● **Objective**
Locate the word "style" in the material, then show every line that holds it.

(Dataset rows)
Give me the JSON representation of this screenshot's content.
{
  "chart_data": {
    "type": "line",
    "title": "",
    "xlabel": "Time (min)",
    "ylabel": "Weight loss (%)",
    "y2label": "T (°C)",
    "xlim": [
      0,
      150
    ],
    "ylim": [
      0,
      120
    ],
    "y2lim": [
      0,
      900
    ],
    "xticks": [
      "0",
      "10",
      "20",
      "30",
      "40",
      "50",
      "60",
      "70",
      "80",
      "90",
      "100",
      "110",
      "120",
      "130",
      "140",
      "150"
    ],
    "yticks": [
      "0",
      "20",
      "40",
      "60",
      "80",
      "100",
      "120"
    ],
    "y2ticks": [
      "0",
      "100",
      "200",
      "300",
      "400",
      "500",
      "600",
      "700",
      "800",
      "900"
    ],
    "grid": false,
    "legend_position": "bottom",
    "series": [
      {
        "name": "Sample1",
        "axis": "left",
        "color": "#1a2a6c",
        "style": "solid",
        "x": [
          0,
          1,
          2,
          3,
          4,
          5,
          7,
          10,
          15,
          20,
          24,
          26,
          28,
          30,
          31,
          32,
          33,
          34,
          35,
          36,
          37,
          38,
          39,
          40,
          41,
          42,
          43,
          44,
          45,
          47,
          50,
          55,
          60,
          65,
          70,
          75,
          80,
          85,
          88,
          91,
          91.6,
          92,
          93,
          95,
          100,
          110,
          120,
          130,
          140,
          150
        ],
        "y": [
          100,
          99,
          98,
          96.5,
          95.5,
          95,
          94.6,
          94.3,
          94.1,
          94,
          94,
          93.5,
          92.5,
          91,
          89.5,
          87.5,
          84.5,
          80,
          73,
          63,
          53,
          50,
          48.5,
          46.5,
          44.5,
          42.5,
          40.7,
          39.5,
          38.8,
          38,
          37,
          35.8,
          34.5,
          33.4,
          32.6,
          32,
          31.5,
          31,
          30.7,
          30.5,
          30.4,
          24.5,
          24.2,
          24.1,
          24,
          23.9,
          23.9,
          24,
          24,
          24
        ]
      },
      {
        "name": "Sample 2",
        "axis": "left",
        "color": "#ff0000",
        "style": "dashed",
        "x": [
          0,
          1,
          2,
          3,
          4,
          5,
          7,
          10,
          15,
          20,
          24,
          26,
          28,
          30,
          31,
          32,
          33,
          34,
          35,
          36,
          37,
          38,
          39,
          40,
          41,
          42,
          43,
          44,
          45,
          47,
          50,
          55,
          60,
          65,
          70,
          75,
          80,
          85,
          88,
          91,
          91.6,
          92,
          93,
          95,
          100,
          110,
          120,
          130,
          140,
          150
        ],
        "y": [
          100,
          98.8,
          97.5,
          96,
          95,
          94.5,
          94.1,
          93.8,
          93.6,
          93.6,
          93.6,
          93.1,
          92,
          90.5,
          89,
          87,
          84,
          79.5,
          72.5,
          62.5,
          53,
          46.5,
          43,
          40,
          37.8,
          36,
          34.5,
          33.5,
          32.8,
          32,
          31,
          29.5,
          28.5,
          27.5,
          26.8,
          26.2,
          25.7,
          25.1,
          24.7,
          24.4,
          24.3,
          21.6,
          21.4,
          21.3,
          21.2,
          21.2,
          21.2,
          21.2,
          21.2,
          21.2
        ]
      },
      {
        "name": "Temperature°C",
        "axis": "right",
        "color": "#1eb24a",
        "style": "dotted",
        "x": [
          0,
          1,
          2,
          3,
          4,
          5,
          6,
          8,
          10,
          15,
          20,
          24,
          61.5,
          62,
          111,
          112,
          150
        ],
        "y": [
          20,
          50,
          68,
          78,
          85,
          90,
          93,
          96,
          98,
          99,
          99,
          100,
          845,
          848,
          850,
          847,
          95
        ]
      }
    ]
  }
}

● **Solution for this task**
        "style": "solid",
        "style": "dashed",
        "style": "dotted",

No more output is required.